◆ Data records ◆
==============================
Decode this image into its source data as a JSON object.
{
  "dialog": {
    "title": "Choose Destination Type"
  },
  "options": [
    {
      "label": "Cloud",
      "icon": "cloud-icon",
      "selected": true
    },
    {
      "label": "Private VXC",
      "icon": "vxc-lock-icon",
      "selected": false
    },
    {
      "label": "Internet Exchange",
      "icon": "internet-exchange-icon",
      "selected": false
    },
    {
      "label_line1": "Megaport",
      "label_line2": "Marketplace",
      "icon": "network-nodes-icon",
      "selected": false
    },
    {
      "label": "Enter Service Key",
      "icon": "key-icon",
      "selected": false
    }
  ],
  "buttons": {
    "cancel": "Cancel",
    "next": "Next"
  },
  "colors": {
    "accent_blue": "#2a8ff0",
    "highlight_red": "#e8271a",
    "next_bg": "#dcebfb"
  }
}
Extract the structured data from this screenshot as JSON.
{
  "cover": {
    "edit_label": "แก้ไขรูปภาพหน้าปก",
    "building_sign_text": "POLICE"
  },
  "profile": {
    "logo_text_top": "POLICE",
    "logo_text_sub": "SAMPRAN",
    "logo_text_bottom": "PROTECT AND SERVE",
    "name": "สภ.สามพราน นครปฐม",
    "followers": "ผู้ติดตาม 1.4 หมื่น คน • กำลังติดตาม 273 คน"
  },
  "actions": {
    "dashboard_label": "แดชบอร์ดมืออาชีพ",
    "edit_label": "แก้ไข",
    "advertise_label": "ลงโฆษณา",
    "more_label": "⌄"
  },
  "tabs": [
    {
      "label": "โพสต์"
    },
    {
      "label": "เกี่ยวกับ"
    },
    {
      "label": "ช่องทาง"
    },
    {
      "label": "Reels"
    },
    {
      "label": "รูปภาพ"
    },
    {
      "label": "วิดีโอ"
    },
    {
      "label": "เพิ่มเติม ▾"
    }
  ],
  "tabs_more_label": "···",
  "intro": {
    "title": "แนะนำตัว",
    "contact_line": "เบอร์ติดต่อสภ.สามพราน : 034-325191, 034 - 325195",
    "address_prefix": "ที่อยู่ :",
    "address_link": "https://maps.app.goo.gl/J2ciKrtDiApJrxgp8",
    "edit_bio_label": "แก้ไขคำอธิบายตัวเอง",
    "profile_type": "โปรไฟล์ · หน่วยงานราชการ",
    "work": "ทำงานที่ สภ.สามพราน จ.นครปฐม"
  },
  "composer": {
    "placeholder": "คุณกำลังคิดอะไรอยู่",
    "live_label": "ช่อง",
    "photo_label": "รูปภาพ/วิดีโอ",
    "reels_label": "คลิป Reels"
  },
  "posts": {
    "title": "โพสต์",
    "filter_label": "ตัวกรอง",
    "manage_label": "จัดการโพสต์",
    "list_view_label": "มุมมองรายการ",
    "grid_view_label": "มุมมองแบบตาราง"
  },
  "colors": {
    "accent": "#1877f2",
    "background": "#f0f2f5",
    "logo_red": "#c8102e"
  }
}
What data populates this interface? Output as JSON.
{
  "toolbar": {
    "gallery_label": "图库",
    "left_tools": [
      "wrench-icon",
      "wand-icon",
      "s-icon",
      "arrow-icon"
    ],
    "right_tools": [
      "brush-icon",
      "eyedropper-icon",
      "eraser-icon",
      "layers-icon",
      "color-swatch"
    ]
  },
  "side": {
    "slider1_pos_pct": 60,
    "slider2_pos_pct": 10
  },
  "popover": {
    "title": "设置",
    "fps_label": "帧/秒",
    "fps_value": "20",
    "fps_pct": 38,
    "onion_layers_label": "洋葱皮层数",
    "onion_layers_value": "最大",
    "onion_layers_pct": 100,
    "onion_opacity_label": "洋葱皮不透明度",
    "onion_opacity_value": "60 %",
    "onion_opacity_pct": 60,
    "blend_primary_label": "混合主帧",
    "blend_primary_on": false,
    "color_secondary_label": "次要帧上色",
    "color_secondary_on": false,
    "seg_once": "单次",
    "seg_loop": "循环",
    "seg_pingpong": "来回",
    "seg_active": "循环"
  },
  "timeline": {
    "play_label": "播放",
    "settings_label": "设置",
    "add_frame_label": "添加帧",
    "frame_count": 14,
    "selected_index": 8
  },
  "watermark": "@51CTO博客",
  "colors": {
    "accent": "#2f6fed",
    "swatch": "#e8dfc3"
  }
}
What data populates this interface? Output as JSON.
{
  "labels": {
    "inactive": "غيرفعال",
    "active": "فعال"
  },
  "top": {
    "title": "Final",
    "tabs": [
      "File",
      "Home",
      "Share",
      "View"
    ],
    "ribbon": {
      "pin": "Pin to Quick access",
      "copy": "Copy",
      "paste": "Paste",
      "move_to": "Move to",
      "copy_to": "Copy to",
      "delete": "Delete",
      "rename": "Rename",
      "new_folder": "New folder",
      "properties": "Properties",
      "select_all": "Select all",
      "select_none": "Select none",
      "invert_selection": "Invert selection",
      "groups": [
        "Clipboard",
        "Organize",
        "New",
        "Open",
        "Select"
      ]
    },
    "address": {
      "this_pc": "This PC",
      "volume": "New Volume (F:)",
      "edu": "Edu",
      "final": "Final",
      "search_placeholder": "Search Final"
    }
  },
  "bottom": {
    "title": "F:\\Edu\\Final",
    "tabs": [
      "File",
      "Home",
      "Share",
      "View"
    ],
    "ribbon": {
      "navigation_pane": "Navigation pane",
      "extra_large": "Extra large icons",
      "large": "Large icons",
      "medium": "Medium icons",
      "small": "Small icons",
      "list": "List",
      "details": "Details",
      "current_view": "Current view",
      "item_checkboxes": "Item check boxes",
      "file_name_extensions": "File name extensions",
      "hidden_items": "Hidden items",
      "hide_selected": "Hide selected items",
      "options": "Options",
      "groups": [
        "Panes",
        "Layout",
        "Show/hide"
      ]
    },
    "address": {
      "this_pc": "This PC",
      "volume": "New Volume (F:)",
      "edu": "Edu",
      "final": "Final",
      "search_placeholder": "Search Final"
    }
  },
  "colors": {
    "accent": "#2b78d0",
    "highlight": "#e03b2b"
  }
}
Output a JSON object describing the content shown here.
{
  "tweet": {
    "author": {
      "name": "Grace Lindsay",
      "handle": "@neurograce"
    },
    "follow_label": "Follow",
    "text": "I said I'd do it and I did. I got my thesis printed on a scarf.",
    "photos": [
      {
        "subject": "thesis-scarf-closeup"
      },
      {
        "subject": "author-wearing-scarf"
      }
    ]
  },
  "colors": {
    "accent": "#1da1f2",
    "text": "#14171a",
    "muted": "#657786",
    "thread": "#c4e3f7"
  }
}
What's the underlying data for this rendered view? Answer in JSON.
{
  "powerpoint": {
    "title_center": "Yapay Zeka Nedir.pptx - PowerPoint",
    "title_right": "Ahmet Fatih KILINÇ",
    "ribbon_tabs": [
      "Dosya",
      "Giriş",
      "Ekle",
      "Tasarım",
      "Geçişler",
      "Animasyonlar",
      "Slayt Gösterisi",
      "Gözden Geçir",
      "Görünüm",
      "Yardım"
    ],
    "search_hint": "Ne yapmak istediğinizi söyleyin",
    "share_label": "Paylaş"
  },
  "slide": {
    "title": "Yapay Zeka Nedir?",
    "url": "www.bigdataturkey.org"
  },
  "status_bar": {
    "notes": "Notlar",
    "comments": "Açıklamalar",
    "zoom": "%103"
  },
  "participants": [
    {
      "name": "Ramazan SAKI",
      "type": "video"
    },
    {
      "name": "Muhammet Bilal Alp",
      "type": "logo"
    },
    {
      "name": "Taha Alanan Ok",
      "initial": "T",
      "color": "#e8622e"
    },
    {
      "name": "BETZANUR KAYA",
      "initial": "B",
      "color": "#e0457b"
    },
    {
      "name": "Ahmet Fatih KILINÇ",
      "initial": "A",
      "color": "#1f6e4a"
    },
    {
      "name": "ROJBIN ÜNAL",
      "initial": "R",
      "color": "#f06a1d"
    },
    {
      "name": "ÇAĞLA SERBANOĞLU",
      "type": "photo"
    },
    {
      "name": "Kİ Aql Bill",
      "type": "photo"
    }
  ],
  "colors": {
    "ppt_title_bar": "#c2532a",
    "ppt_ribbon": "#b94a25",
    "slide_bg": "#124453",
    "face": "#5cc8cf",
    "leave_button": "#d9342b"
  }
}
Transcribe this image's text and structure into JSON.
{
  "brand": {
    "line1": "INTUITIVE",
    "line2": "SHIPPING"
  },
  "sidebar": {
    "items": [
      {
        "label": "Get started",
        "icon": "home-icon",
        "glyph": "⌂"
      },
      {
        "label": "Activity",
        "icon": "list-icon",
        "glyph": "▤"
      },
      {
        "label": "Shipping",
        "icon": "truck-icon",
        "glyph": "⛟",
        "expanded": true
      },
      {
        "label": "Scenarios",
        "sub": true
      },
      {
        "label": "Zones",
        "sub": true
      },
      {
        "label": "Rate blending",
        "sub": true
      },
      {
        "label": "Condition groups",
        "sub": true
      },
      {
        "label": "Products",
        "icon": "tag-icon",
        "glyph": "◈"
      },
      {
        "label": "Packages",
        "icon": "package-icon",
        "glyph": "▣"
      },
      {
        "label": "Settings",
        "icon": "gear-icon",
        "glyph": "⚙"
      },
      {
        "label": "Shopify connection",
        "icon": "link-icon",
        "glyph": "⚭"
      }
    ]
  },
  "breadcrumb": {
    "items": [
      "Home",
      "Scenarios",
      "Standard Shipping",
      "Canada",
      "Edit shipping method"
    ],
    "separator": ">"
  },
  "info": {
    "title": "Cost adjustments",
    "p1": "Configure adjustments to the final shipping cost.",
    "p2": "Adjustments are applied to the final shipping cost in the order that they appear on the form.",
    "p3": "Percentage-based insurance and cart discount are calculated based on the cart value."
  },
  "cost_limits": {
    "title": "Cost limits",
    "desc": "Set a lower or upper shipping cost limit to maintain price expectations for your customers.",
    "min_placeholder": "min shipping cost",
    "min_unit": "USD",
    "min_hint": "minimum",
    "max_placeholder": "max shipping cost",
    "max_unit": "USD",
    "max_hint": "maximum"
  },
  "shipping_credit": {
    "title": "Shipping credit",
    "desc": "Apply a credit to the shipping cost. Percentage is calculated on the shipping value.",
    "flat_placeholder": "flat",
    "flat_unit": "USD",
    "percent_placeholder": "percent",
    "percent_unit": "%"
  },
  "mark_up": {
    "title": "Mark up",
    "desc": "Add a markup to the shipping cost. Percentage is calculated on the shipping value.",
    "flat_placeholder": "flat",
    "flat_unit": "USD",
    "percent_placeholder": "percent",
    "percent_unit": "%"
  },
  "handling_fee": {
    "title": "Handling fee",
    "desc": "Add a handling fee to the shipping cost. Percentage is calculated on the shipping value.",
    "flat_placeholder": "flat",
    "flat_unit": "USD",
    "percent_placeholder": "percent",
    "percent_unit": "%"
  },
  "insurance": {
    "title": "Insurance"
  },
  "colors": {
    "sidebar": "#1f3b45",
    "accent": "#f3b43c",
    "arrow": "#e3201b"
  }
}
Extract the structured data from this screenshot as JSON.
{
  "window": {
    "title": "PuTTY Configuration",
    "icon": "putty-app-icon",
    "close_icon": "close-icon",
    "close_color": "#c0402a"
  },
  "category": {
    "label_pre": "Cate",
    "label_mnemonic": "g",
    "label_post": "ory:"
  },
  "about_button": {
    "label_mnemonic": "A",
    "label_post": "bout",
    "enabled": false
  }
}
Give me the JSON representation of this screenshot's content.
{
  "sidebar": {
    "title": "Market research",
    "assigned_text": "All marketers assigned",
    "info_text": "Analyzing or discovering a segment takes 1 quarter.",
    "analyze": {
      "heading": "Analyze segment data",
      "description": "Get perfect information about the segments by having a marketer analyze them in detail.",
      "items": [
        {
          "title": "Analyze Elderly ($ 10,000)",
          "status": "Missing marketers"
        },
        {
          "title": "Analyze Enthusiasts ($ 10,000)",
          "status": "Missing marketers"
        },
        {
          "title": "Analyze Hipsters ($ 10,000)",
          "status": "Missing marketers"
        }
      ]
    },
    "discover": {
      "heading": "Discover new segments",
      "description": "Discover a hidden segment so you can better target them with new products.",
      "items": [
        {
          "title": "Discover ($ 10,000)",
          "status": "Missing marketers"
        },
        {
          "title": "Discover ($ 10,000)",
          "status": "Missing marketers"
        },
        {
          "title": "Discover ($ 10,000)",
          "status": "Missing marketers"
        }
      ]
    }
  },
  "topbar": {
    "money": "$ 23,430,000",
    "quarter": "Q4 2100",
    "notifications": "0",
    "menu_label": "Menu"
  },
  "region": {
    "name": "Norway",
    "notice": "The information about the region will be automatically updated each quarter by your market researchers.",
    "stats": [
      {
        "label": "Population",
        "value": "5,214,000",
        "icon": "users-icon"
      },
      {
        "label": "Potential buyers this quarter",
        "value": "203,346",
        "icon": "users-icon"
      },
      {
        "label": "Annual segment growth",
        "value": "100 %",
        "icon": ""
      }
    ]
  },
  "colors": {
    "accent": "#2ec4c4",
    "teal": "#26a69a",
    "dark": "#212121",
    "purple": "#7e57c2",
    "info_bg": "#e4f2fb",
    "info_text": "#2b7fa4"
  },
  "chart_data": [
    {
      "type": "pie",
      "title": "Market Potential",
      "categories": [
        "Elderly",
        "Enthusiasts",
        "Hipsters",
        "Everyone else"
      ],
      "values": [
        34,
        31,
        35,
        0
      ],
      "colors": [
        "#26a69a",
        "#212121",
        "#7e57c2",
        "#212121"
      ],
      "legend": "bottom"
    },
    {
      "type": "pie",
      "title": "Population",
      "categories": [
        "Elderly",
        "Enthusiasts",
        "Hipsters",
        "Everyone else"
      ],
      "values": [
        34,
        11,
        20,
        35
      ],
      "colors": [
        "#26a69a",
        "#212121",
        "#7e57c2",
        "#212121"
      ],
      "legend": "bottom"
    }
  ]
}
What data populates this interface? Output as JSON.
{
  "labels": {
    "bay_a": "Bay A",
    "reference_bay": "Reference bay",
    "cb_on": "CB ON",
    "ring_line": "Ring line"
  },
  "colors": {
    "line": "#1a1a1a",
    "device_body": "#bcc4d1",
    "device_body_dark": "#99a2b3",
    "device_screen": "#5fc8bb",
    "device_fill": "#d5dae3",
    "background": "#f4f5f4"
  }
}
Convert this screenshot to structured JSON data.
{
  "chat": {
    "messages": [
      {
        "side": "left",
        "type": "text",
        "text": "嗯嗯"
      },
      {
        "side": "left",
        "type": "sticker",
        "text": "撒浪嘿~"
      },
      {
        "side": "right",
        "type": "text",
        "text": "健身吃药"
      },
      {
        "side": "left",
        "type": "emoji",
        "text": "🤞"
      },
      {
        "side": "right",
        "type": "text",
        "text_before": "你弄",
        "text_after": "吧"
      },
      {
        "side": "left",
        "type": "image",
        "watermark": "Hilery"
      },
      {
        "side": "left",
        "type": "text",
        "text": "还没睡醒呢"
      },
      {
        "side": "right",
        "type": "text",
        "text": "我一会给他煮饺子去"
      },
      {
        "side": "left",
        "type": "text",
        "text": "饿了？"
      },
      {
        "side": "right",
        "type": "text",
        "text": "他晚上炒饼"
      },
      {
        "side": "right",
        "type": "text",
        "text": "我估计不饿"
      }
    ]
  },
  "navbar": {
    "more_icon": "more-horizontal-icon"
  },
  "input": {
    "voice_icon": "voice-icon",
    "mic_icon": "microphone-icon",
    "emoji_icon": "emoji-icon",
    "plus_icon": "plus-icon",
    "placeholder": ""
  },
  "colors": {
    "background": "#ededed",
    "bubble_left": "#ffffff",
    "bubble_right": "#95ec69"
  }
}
==============================
◆ Work to do ◆
Search the records for the string "object" and return every line in which it occurs.

◆ Correct output ◆
Decode this image into its source data as a JSON object.
Output a JSON object describing the content shown here.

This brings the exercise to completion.